» Supplied records:
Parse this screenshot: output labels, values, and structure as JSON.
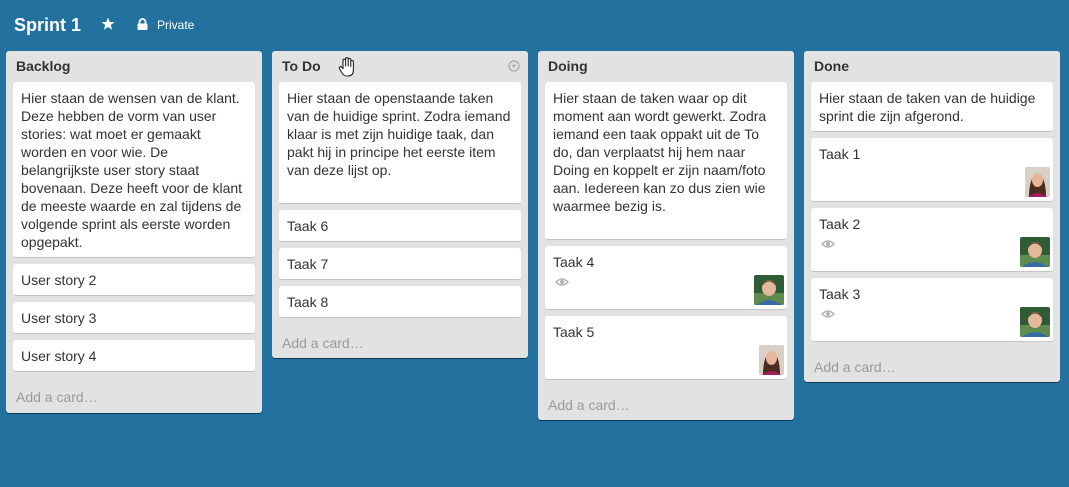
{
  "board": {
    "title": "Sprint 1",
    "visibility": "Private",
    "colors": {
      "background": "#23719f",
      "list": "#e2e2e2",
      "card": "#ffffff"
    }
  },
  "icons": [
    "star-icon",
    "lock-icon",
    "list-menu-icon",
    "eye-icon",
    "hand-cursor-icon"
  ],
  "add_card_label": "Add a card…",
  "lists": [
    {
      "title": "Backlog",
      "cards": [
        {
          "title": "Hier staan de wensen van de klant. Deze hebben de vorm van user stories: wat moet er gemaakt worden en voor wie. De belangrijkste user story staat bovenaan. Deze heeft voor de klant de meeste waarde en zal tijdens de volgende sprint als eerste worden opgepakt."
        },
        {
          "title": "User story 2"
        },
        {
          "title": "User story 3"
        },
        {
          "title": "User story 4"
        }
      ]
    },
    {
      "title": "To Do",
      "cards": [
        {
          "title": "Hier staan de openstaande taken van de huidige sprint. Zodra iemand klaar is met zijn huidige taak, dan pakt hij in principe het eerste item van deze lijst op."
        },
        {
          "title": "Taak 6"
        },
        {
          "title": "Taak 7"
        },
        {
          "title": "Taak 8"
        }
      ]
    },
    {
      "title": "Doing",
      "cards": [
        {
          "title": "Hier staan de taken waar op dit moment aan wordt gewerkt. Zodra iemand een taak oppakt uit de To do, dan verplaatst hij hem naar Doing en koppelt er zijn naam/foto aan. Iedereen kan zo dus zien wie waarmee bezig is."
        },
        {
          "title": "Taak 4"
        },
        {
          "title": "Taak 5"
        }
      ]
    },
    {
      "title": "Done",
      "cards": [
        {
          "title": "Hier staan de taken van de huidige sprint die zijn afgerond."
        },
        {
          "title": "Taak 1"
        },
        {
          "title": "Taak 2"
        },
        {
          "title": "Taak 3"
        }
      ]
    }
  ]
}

» Written instruction: Return all lines with the word "Zodra" in them.

» Answer to this exercise:
          "title": "Hier staan de openstaande taken van de huidige sprint. Zodra iemand klaar is met zijn huidige taak, dan pakt hij in principe het eerste item van deze lijst op."
          "title": "Hier staan de taken waar op dit moment aan wordt gewerkt. Zodra iemand een taak oppakt uit de To do, dan verplaatst hij hem naar Doing en koppelt er zijn naam/foto aan. Iedereen kan zo dus zien wie waarmee bezig is."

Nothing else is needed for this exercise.